*Aim:* Format the items from the very start through the line containing "candle-body: [479, 354, 483, 370]" as a JSON list of strings, with one string per line and blank lines omitted.

[Raw records]
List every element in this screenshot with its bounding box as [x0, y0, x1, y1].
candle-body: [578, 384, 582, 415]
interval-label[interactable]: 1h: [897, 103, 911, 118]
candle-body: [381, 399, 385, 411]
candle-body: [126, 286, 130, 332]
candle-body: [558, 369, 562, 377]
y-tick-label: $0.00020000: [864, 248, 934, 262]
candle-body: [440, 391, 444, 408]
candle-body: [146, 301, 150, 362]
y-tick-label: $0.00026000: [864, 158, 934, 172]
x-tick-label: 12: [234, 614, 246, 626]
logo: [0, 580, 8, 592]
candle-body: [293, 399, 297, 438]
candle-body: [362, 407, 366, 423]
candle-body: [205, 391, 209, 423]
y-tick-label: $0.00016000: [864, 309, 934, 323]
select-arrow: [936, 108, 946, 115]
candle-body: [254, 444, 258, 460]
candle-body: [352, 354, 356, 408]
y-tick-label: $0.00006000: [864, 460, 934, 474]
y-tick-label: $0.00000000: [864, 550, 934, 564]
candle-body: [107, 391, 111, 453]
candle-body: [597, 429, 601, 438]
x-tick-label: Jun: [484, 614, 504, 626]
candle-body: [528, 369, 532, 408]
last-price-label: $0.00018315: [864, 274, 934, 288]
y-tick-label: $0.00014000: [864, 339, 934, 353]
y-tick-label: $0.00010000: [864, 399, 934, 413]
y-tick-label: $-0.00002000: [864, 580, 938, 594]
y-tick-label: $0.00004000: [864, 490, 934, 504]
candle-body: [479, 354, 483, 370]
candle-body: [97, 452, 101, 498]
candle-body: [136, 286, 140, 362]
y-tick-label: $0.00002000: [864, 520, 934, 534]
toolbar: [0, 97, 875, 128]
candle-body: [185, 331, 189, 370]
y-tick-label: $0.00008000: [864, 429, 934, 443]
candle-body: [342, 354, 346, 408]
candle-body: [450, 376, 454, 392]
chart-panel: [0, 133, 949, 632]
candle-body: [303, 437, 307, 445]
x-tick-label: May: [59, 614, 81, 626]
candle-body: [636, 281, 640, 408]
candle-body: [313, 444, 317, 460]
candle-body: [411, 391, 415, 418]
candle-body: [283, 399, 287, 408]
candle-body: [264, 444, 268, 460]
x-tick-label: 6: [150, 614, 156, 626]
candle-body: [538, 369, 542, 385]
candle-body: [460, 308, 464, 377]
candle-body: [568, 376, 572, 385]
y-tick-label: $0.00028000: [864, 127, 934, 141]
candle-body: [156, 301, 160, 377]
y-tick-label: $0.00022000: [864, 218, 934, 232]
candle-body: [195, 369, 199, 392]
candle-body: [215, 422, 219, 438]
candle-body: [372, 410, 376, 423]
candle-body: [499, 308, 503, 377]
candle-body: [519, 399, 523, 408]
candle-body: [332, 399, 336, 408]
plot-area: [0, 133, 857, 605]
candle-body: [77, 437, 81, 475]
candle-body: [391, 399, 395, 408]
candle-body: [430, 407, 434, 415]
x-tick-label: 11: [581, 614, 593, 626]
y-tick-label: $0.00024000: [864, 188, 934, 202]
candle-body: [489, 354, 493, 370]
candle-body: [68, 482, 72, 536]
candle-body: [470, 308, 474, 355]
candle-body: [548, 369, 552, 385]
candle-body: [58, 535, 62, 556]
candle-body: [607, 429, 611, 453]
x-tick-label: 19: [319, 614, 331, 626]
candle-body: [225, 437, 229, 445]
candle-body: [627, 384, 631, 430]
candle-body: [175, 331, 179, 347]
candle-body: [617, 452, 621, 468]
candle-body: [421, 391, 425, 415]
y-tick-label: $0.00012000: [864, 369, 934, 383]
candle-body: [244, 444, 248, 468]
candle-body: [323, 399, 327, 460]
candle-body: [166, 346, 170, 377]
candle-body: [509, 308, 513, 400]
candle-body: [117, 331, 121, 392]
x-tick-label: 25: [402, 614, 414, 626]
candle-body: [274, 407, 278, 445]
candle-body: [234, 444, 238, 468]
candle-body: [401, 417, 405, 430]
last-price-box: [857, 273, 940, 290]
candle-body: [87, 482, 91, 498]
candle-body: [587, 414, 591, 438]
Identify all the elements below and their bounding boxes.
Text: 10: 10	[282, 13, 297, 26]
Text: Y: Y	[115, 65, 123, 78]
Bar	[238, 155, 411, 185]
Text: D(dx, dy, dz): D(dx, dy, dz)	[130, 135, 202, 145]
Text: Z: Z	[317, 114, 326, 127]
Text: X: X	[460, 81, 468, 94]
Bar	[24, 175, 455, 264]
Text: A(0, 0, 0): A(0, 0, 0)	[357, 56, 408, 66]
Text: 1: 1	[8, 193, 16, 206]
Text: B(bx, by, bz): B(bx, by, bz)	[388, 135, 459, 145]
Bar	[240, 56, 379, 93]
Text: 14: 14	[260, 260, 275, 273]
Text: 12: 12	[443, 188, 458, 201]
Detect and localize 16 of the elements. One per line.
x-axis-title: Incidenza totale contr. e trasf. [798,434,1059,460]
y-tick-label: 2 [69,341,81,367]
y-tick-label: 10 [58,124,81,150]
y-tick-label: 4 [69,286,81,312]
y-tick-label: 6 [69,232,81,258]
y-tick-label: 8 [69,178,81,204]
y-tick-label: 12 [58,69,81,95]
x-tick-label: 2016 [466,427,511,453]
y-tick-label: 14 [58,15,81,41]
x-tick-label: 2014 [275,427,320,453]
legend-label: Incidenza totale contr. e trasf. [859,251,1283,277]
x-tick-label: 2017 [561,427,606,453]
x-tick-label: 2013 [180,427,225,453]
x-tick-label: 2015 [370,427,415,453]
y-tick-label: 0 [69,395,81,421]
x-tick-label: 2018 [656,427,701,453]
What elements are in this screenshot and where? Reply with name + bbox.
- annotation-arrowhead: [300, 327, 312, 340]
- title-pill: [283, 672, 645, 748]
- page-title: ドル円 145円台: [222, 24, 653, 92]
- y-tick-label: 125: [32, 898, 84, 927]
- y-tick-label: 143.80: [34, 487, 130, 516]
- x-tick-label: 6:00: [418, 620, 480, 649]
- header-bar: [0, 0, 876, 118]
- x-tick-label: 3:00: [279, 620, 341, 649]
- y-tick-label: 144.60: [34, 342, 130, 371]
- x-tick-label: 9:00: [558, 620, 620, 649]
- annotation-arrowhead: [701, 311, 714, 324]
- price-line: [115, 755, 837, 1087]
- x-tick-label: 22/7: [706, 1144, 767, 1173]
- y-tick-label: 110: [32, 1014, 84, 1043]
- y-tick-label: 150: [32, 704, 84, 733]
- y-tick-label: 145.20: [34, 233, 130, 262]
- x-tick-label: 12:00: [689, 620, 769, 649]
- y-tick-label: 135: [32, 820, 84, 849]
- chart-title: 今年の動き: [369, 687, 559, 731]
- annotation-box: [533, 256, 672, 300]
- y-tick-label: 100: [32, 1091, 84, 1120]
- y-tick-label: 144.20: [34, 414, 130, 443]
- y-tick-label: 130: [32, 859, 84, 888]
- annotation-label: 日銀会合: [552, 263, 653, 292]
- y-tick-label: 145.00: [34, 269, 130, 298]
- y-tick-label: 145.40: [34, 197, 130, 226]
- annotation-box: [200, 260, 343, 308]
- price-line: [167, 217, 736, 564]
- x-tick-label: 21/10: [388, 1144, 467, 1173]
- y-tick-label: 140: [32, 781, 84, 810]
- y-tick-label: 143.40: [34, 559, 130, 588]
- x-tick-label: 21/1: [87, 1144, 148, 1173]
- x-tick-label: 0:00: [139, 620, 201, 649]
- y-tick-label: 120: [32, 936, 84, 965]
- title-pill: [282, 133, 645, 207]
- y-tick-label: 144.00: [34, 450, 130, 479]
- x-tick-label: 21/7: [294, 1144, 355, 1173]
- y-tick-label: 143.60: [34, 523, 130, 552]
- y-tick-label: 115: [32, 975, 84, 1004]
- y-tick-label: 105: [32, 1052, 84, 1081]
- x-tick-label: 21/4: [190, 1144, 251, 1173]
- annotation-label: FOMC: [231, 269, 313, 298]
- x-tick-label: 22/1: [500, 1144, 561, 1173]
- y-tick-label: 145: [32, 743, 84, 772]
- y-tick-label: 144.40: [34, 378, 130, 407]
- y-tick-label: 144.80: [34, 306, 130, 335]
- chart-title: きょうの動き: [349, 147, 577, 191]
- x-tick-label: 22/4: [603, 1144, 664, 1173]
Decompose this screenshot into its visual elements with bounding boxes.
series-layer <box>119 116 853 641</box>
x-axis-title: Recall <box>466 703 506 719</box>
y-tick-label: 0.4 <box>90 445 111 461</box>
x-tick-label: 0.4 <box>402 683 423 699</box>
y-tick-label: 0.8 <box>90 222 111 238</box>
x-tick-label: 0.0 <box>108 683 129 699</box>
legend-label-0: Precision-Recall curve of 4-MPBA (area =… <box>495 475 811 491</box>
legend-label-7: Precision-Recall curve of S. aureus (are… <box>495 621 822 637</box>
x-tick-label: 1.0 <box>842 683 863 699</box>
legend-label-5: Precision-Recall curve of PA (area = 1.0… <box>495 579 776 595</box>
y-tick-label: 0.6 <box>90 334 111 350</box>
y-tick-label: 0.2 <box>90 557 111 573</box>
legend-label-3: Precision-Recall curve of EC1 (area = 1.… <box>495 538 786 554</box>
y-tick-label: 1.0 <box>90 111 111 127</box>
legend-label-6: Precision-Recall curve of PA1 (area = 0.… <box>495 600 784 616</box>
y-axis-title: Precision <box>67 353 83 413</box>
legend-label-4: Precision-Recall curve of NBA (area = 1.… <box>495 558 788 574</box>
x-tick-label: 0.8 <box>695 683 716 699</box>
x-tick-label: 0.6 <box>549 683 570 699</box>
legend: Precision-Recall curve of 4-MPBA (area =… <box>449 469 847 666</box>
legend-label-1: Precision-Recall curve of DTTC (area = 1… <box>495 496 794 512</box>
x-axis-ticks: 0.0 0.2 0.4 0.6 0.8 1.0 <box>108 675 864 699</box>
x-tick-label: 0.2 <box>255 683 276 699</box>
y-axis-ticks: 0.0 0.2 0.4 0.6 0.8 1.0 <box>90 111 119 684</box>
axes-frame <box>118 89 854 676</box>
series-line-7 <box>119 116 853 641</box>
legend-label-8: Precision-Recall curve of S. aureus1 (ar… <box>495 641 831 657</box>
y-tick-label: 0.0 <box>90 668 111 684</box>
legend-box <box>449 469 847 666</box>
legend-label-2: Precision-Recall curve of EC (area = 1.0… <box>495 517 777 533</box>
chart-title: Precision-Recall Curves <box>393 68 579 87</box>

*Full response:*
[
  "List every element in this screenshot with its bounding box as [x0, y0, x1, y1].",
  "candle-body: [578, 384, 582, 415]",
  "interval-label[interactable]: 1h: [897, 103, 911, 118]",
  "candle-body: [381, 399, 385, 411]",
  "candle-body: [126, 286, 130, 332]",
  "candle-body: [558, 369, 562, 377]",
  "y-tick-label: $0.00020000: [864, 248, 934, 262]",
  "candle-body: [440, 391, 444, 408]",
  "candle-body: [146, 301, 150, 362]",
  "y-tick-label: $0.00026000: [864, 158, 934, 172]",
  "x-tick-label: 12: [234, 614, 246, 626]",
  "logo: [0, 580, 8, 592]",
  "candle-body: [293, 399, 297, 438]",
  "candle-body: [362, 407, 366, 423]",
  "candle-body: [205, 391, 209, 423]",
  "y-tick-label: $0.00016000: [864, 309, 934, 323]",
  "select-arrow: [936, 108, 946, 115]",
  "candle-body: [254, 444, 258, 460]",
  "candle-body: [352, 354, 356, 408]",
  "y-tick-label: $0.00006000: [864, 460, 934, 474]",
  "y-tick-label: $0.00000000: [864, 550, 934, 564]",
  "candle-body: [107, 391, 111, 453]",
  "candle-body: [597, 429, 601, 438]",
  "x-tick-label: Jun: [484, 614, 504, 626]",
  "candle-body: [528, 369, 532, 408]",
  "last-price-label: $0.00018315: [864, 274, 934, 288]",
  "y-tick-label: $0.00014000: [864, 339, 934, 353]",
  "y-tick-label: $0.00010000: [864, 399, 934, 413]",
  "y-tick-label: $-0.00002000: [864, 580, 938, 594]",
  "y-tick-label: $0.00004000: [864, 490, 934, 504]",
  "candle-body: [479, 354, 483, 370]"
]